- TASK DETAILS -
Could you write out the records below exactly as they appear, leaving out any pictures?

- SUPPLIED DATA -
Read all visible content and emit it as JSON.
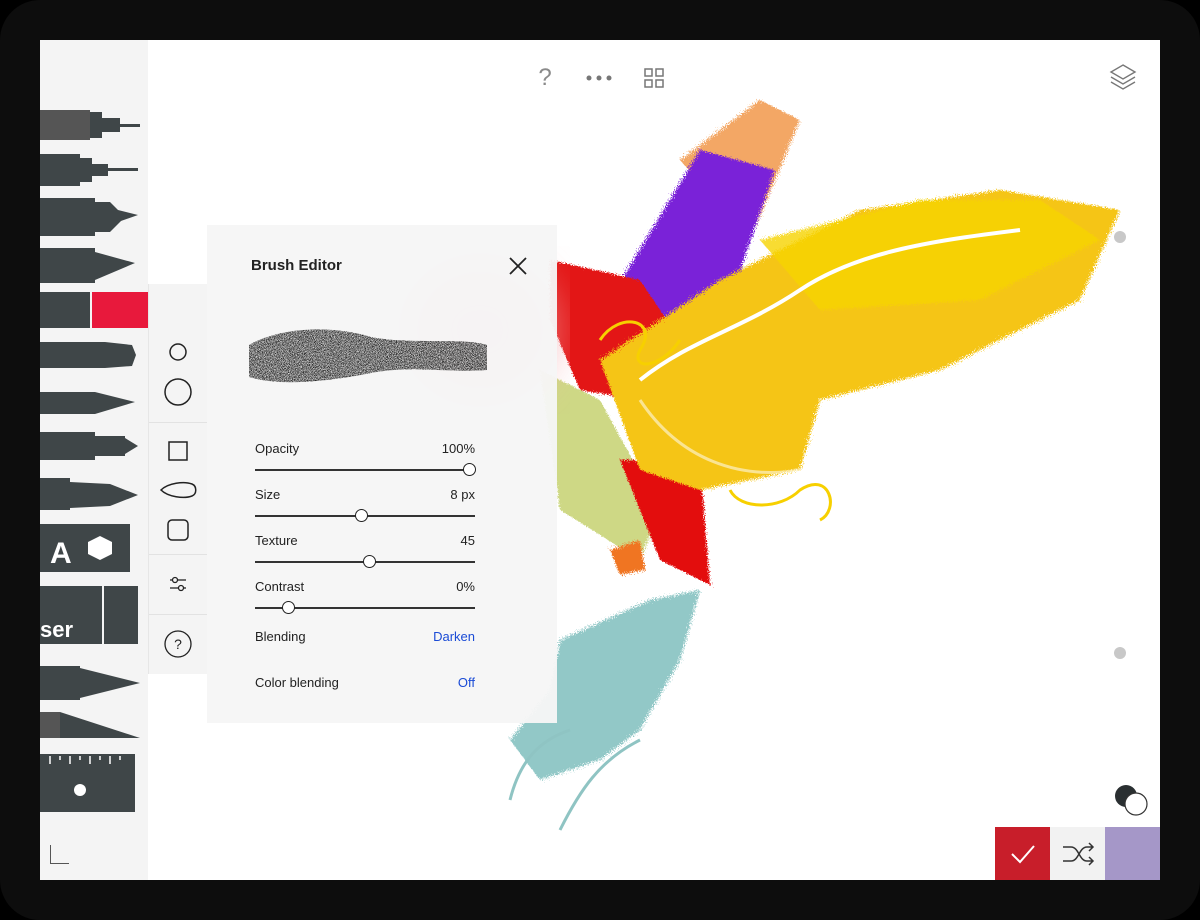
{
  "brush_editor": {
    "title": "Brush Editor",
    "controls": [
      {
        "label": "Opacity",
        "value": "100%",
        "fraction": 1.0
      },
      {
        "label": "Size",
        "value": "8 px",
        "fraction": 0.48
      },
      {
        "label": "Texture",
        "value": "45",
        "fraction": 0.52
      },
      {
        "label": "Contrast",
        "value": "0%",
        "fraction": 0.13
      }
    ],
    "blending": {
      "label": "Blending",
      "value": "Darken"
    },
    "color_blending": {
      "label": "Color blending",
      "value": "Off"
    }
  },
  "toolbar": {
    "text_tool_letter": "A",
    "eraser_label": "ser"
  },
  "top_bar": {
    "help_glyph": "?",
    "icons": [
      "question-icon",
      "more-icon",
      "grid-icon",
      "layers-icon"
    ]
  },
  "colors": {
    "accent_red": "#e0192d",
    "swatch": "#a597c8",
    "confirm": "#c81e2a",
    "tool_dark": "#3f4648",
    "link": "#1a4bd6"
  }
}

- SOLVED EXERCISE -
Read all visible content and emit it as JSON.
{
  "brush_editor": {
    "title": "Brush Editor",
    "controls": [
      {
        "label": "Opacity",
        "value": "100%",
        "fraction": 1.0
      },
      {
        "label": "Size",
        "value": "8 px",
        "fraction": 0.48
      },
      {
        "label": "Texture",
        "value": "45",
        "fraction": 0.52
      },
      {
        "label": "Contrast",
        "value": "0%",
        "fraction": 0.13
      }
    ],
    "blending": {
      "label": "Blending",
      "value": "Darken"
    },
    "color_blending": {
      "label": "Color blending",
      "value": "Off"
    }
  },
  "toolbar": {
    "text_tool_letter": "A",
    "eraser_label": "ser"
  },
  "top_bar": {
    "help_glyph": "?",
    "icons": [
      "question-icon",
      "more-icon",
      "grid-icon",
      "layers-icon"
    ]
  },
  "colors": {
    "accent_red": "#e0192d",
    "swatch": "#a597c8",
    "confirm": "#c81e2a",
    "tool_dark": "#3f4648",
    "link": "#1a4bd6"
  }
}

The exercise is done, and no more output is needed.